- [Exercise brief]: Your task is to copy the listing exactly. Drop any pictures from the copy.

- [Dataset]:

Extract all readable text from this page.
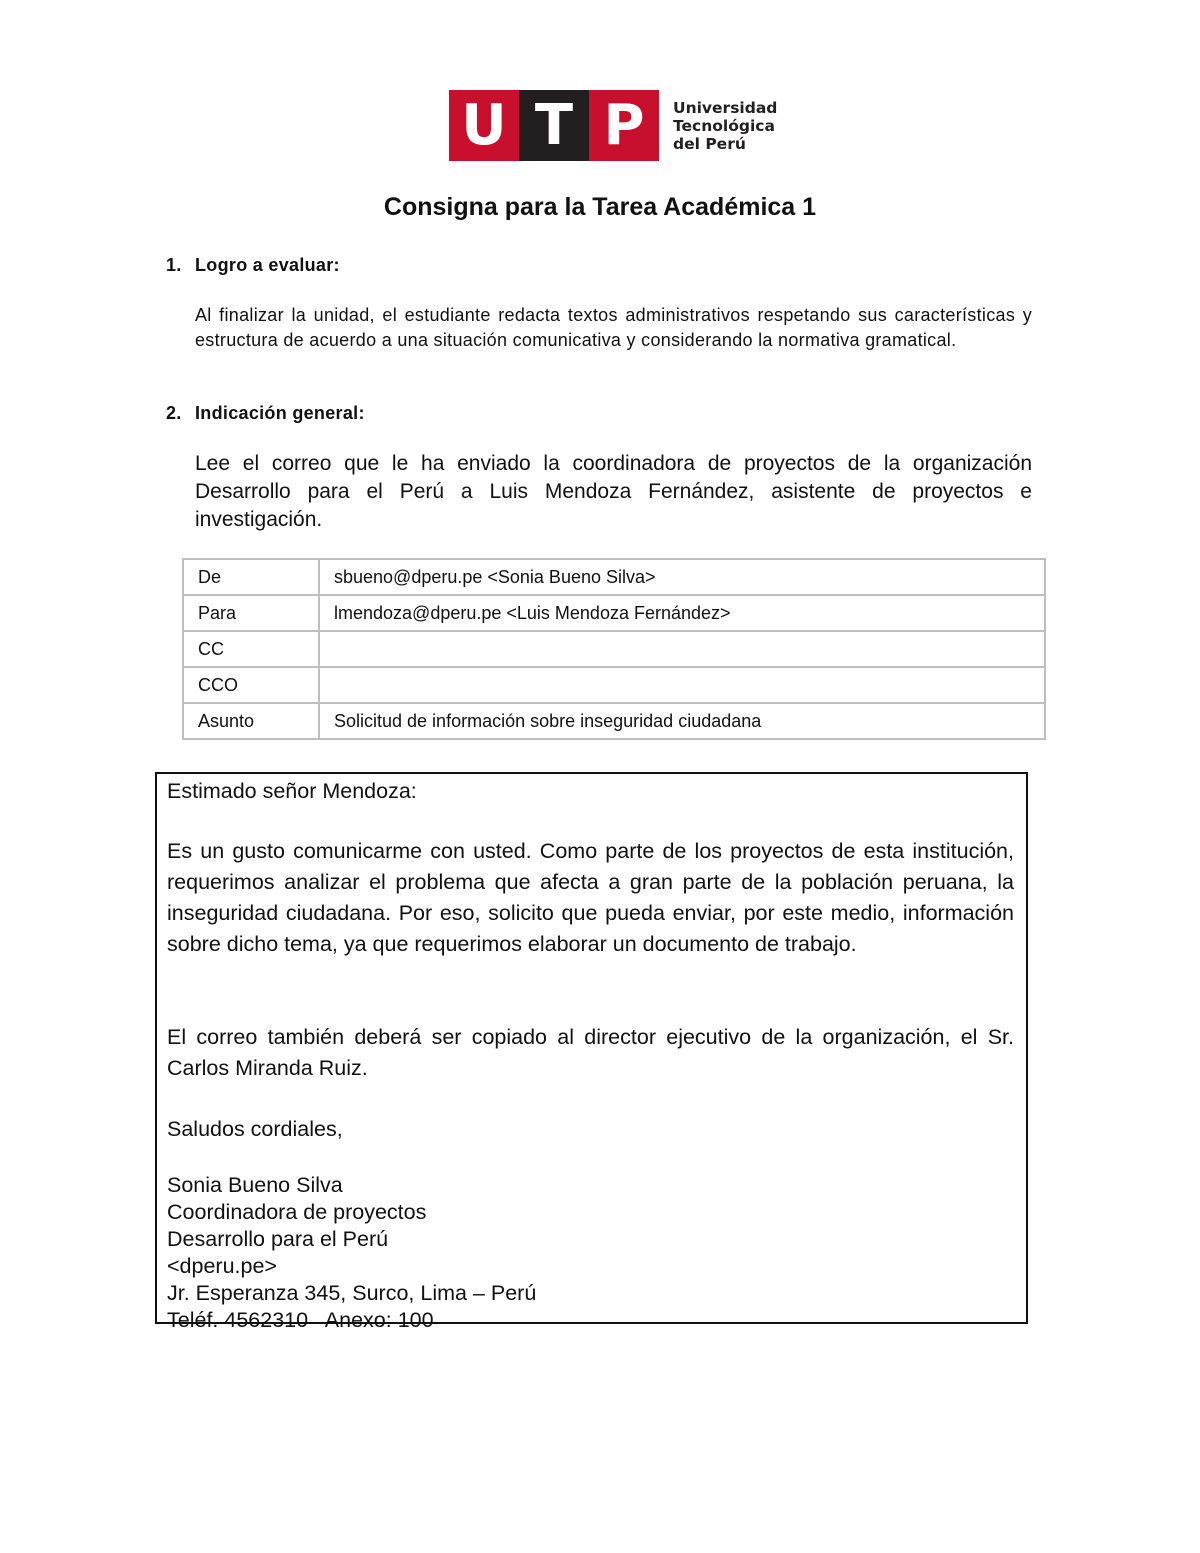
U T P	Universidad
Tecnológica
del Perú
Consigna para la Tarea Académica 1
1. Logro a evaluar:
Al finalizar la unidad, el estudiante redacta textos administrativos respetando sus características y estructura de acuerdo a una situación comunicativa y considerando la normativa gramatical.
2. Indicación general:
Lee el correo que le ha enviado la coordinadora de proyectos de la organización Desarrollo para el Perú a Luis Mendoza Fernández, asistente de proyectos e investigación.
De	sbueno@dperu.pe <Sonia Bueno Silva>
Para	lmendoza@dperu.pe <Luis Mendoza Fernández>
CC	
CCO	
Asunto	Solicitud de información sobre inseguridad ciudadana

Estimado señor Mendoza:

Es un gusto comunicarme con usted. Como parte de los proyectos de esta institución, requerimos analizar el problema que afecta a gran parte de la población peruana, la inseguridad ciudadana. Por eso, solicito que pueda enviar, por este medio, información sobre dicho tema, ya que requerimos elaborar un documento de trabajo.

El correo también deberá ser copiado al director ejecutivo de la organización, el Sr. Carlos Miranda Ruiz.

Saludos cordiales,

Sonia Bueno Silva
Coordinadora de proyectos
Desarrollo para el Perú
<dperu.pe>
Jr. Esperanza 345, Surco, Lima – Perú
Teléf. 4562310   Anexo: 100
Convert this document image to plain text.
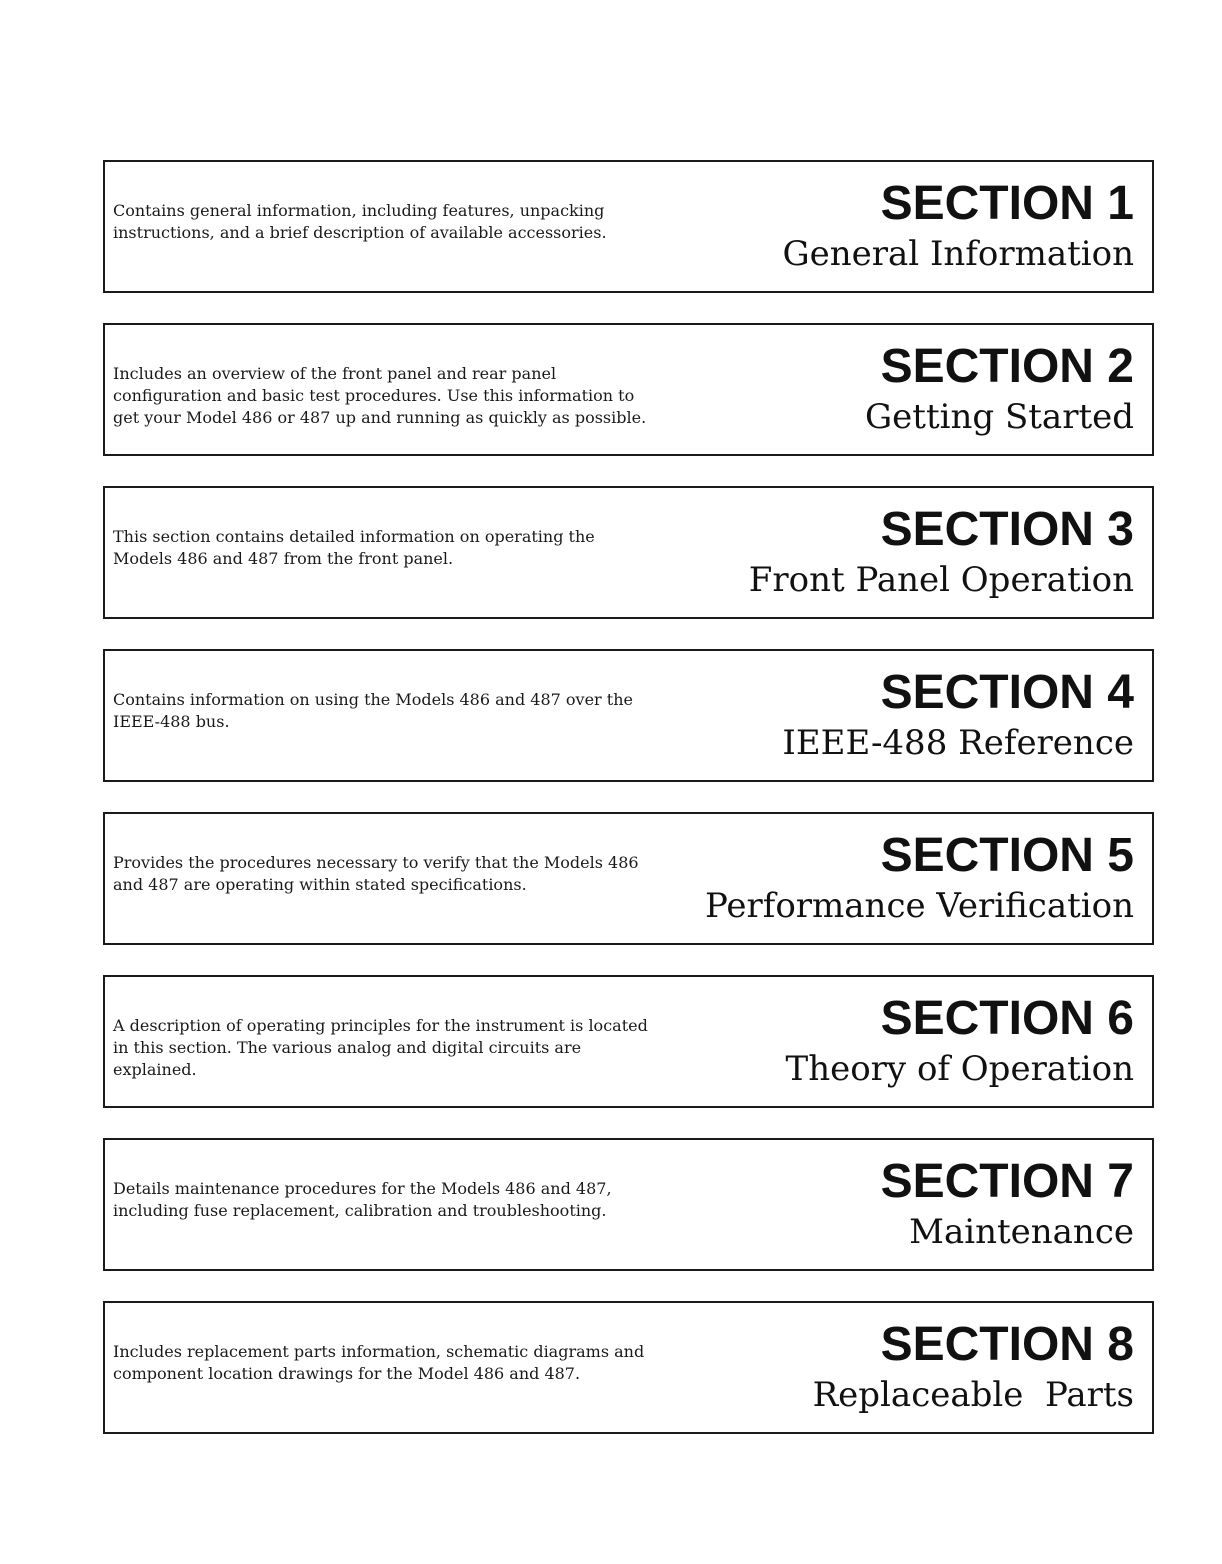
Contains general information, including features, unpacking instructions, and a brief description of available accessories.

SECTION 1
General Information

Includes an overview of the front panel and rear panel configuration and basic test procedures. Use this information to get your Model 486 or 487 up and running as quickly as possible.

SECTION 2
Getting Started

This section contains detailed information on operating the Models 486 and 487 from the front panel.

SECTION 3
Front Panel Operation

Contains information on using the Models 486 and 487 over the IEEE-488 bus.

SECTION 4
IEEE-488 Reference

Provides the procedures necessary to verify that the Models 486 and 487 are operating within stated specifications.

SECTION 5
Performance Verification

A description of operating principles for the instrument is located in this section. The various analog and digital circuits are explained.

SECTION 6
Theory of Operation

Details maintenance procedures for the Models 486 and 487, including fuse replacement, calibration and troubleshooting.

SECTION 7
Maintenance

Includes replacement parts information, schematic diagrams and component location drawings for the Model 486 and 487.

SECTION 8
Replaceable  Parts
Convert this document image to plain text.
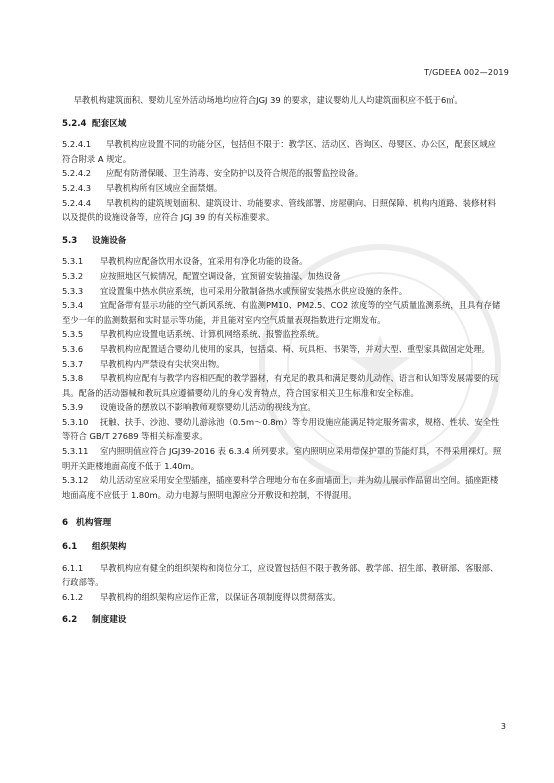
T/GDEEA 002—2019

早教机构建筑面积、婴幼儿室外活动场地均应符合JGJ 39 的要求，建议婴幼儿人均建筑面积应不低于6㎡。

5.2.4 配套区域

5.2.4.1 早教机构应设置不同的功能分区，包括但不限于：教学区、活动区、咨询区、母婴区、办公区，配套区域应符合附录 A 规定。

5.2.4.2 应配有防滑保暖、卫生消毒、安全防护以及符合规范的报警监控设备。

5.2.4.3 早教机构所有区域应全面禁烟。

5.2.4.4 早教机构的建筑规划面积、建筑设计、功能要求、管线部署、房屋朝向、日照保障、机构内道路、装修材料以及提供的设施设备等，应符合 JGJ 39 的有关标准要求。

5.3 设施设备

5.3.1 早教机构应配备饮用水设备，宜采用有净化功能的设备。

5.3.2 应按照地区气候情况，配置空调设备，宜预留安装抽湿、加热设备

5.3.3 宜设置集中热水供应系统，也可采用分散制备热水或预留安装热水供应设施的条件。

5.3.4 宜配备带有显示功能的空气新风系统、有监测PM10、PM2.5、CO2 浓度等的空气质量监测系统，且具有存储至少一年的监测数据和实时显示等功能，并且能对室内空气质量表现指数进行定期发布。

5.3.5 早教机构应设置电话系统、计算机网络系统、报警监控系统。

5.3.6 早教机构应配置适合婴幼儿使用的家具，包括桌、椅、玩具柜、书架等，并对大型、重型家具做固定处理。

5.3.7 早教机构内严禁设有尖状突出物。

5.3.8 早教机构应配有与教学内容相匹配的教学器材，有充足的教具和满足婴幼儿动作、语言和认知等发展需要的玩具。配备的活动器械和教玩具应遵循婴幼儿的身心发育特点，符合国家相关卫生标准和安全标准。

5.3.9 设施设备的摆放以不影响教师观察婴幼儿活动的视线为宜。

5.3.10 抚触、扶手、沙池、婴幼儿游泳池（0.5m～0.8m）等专用设施应能满足特定服务需求，规格、性状、安全性等符合 GB/T 27689 等相关标准要求。

5.3.11 室内照明值应符合 JGJ39-2016 表 6.3.4 所列要求。室内照明应采用带保护罩的节能灯具，不得采用裸灯。照明开关距楼地面高度不低于 1.40m。

5.3.12 幼儿活动室应采用安全型插座，插座要科学合理地分布在多面墙面上，并为幼儿展示作品留出空间。插座距楼地面高度不应低于 1.80m。动力电源与照明电源应分开敷设和控制，不得混用。

6 机构管理
6.1 组织架构

6.1.1 早教机构应有健全的组织架构和岗位分工，应设置包括但不限于教务部、教学部、招生部、教研部、客服部、行政部等。

6.1.2 早教机构的组织架构应运作正常，以保证各项制度得以贯彻落实。

6.2 制度建设
3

- [Output below]:
Extract all readable text from this page.
U T P	Universidad
Tecnológica
del Perú
Consigna para la Tarea Académica 1
1. Logro a evaluar:
Al finalizar la unidad, el estudiante redacta textos administrativos respetando sus características y estructura de acuerdo a una situación comunicativa y considerando la normativa gramatical.
2. Indicación general:
Lee el correo que le ha enviado la coordinadora de proyectos de la organización Desarrollo para el Perú a Luis Mendoza Fernández, asistente de proyectos e investigación.
De	sbueno@dperu.pe <Sonia Bueno Silva>
Para	lmendoza@dperu.pe <Luis Mendoza Fernández>
CC	
CCO	
Asunto	Solicitud de información sobre inseguridad ciudadana

Estimado señor Mendoza:

Es un gusto comunicarme con usted. Como parte de los proyectos de esta institución, requerimos analizar el problema que afecta a gran parte de la población peruana, la inseguridad ciudadana. Por eso, solicito que pueda enviar, por este medio, información sobre dicho tema, ya que requerimos elaborar un documento de trabajo.

El correo también deberá ser copiado al director ejecutivo de la organización, el Sr. Carlos Miranda Ruiz.

Saludos cordiales,

Sonia Bueno Silva
Coordinadora de proyectos
Desarrollo para el Perú
<dperu.pe>
Jr. Esperanza 345, Surco, Lima – Perú
Teléf. 4562310   Anexo: 100
Convert this document image to plain text.
Contains general information, including features, unpacking instructions, and a brief description of available accessories.

SECTION 1
General Information

Includes an overview of the front panel and rear panel configuration and basic test procedures. Use this information to get your Model 486 or 487 up and running as quickly as possible.

SECTION 2
Getting Started

This section contains detailed information on operating the Models 486 and 487 from the front panel.

SECTION 3
Front Panel Operation

Contains information on using the Models 486 and 487 over the IEEE-488 bus.

SECTION 4
IEEE-488 Reference

Provides the procedures necessary to verify that the Models 486 and 487 are operating within stated specifications.

SECTION 5
Performance Verification

A description of operating principles for the instrument is located in this section. The various analog and digital circuits are explained.

SECTION 6
Theory of Operation

Details maintenance procedures for the Models 486 and 487, including fuse replacement, calibration and troubleshooting.

SECTION 7
Maintenance

Includes replacement parts information, schematic diagrams and component location drawings for the Model 486 and 487.

SECTION 8
Replaceable  Parts
Convert this document image to plain text.
T/GDEEA 002—2019

早教机构建筑面积、婴幼儿室外活动场地均应符合JGJ 39 的要求，建议婴幼儿人均建筑面积应不低于6㎡。

5.2.4 配套区域

5.2.4.1 早教机构应设置不同的功能分区，包括但不限于：教学区、活动区、咨询区、母婴区、办公区，配套区域应符合附录 A 规定。

5.2.4.2 应配有防滑保暖、卫生消毒、安全防护以及符合规范的报警监控设备。

5.2.4.3 早教机构所有区域应全面禁烟。

5.2.4.4 早教机构的建筑规划面积、建筑设计、功能要求、管线部署、房屋朝向、日照保障、机构内道路、装修材料以及提供的设施设备等，应符合 JGJ 39 的有关标准要求。

5.3 设施设备

5.3.1 早教机构应配备饮用水设备，宜采用有净化功能的设备。

5.3.2 应按照地区气候情况，配置空调设备，宜预留安装抽湿、加热设备

5.3.3 宜设置集中热水供应系统，也可采用分散制备热水或预留安装热水供应设施的条件。

5.3.4 宜配备带有显示功能的空气新风系统、有监测PM10、PM2.5、CO2 浓度等的空气质量监测系统，且具有存储至少一年的监测数据和实时显示等功能，并且能对室内空气质量表现指数进行定期发布。

5.3.5 早教机构应设置电话系统、计算机网络系统、报警监控系统。

5.3.6 早教机构应配置适合婴幼儿使用的家具，包括桌、椅、玩具柜、书架等，并对大型、重型家具做固定处理。

5.3.7 早教机构内严禁设有尖状突出物。

5.3.8 早教机构应配有与教学内容相匹配的教学器材，有充足的教具和满足婴幼儿动作、语言和认知等发展需要的玩具。配备的活动器械和教玩具应遵循婴幼儿的身心发育特点，符合国家相关卫生标准和安全标准。

5.3.9 设施设备的摆放以不影响教师观察婴幼儿活动的视线为宜。

5.3.10 抚触、扶手、沙池、婴幼儿游泳池（0.5m～0.8m）等专用设施应能满足特定服务需求，规格、性状、安全性等符合 GB/T 27689 等相关标准要求。

5.3.11 室内照明值应符合 JGJ39-2016 表 6.3.4 所列要求。室内照明应采用带保护罩的节能灯具，不得采用裸灯。照明开关距楼地面高度不低于 1.40m。

5.3.12 幼儿活动室应采用安全型插座，插座要科学合理地分布在多面墙面上，并为幼儿展示作品留出空间。插座距楼地面高度不应低于 1.80m。动力电源与照明电源应分开敷设和控制，不得混用。

6 机构管理
6.1 组织架构

6.1.1 早教机构应有健全的组织架构和岗位分工，应设置包括但不限于教务部、教学部、招生部、教研部、客服部、行政部等。

6.1.2 早教机构的组织架构应运作正常，以保证各项制度得以贯彻落实。

6.2 制度建设
3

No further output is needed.